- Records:

= = = =

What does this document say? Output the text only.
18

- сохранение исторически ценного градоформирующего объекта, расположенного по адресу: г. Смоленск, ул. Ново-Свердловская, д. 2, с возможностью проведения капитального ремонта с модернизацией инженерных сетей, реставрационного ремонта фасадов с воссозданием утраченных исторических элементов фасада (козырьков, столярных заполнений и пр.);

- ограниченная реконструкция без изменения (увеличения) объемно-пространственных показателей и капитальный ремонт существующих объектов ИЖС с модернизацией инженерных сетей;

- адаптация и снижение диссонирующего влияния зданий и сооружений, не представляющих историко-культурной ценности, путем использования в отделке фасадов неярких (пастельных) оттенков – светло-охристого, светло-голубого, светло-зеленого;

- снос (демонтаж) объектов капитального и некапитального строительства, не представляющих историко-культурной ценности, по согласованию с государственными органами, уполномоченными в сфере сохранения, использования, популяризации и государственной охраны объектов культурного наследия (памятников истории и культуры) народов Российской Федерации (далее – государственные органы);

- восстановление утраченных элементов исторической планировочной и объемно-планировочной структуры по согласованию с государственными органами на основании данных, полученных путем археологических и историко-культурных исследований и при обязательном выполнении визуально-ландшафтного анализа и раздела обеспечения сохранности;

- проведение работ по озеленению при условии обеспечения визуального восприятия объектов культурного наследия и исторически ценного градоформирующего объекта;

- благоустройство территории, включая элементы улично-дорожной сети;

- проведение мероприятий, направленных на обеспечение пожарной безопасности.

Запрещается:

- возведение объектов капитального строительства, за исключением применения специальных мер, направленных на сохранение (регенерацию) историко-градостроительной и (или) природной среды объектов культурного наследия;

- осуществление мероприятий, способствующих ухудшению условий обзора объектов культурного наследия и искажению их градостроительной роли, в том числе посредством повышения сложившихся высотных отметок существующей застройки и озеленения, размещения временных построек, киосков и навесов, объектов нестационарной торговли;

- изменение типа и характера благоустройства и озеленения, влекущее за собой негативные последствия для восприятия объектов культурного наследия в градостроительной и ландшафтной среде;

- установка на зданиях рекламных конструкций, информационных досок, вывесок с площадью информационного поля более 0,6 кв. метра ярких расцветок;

= = = =

- PROBLEM TO WORK ON:
Without leaving anything out, give the entries again exactly.

- FINISHED EXERCISE:
What does this document say? Output the text only.
18

- сохранение исторически ценного градоформирующего объекта, расположенного по адресу: г. Смоленск, ул. Ново-Свердловская, д. 2, с возможностью проведения капитального ремонта с модернизацией инженерных сетей, реставрационного ремонта фасадов с воссозданием утраченных исторических элементов фасада (козырьков, столярных заполнений и пр.);

- ограниченная реконструкция без изменения (увеличения) объемно-пространственных показателей и капитальный ремонт существующих объектов ИЖС с модернизацией инженерных сетей;

- адаптация и снижение диссонирующего влияния зданий и сооружений, не представляющих историко-культурной ценности, путем использования в отделке фасадов неярких (пастельных) оттенков – светло-охристого, светло-голубого, светло-зеленого;

- снос (демонтаж) объектов капитального и некапитального строительства, не представляющих историко-культурной ценности, по согласованию с государственными органами, уполномоченными в сфере сохранения, использования, популяризации и государственной охраны объектов культурного наследия (памятников истории и культуры) народов Российской Федерации (далее – государственные органы);

- восстановление утраченных элементов исторической планировочной и объемно-планировочной структуры по согласованию с государственными органами на основании данных, полученных путем археологических и историко-культурных исследований и при обязательном выполнении визуально-ландшафтного анализа и раздела обеспечения сохранности;

- проведение работ по озеленению при условии обеспечения визуального восприятия объектов культурного наследия и исторически ценного градоформирующего объекта;

- благоустройство территории, включая элементы улично-дорожной сети;

- проведение мероприятий, направленных на обеспечение пожарной безопасности.

Запрещается:

- возведение объектов капитального строительства, за исключением применения специальных мер, направленных на сохранение (регенерацию) историко-градостроительной и (или) природной среды объектов культурного наследия;

- осуществление мероприятий, способствующих ухудшению условий обзора объектов культурного наследия и искажению их градостроительной роли, в том числе посредством повышения сложившихся высотных отметок существующей застройки и озеленения, размещения временных построек, киосков и навесов, объектов нестационарной торговли;

- изменение типа и характера благоустройства и озеленения, влекущее за собой негативные последствия для восприятия объектов культурного наследия в градостроительной и ландшафтной среде;

- установка на зданиях рекламных конструкций, информационных досок, вывесок с площадью информационного поля более 0,6 кв. метра ярких расцветок;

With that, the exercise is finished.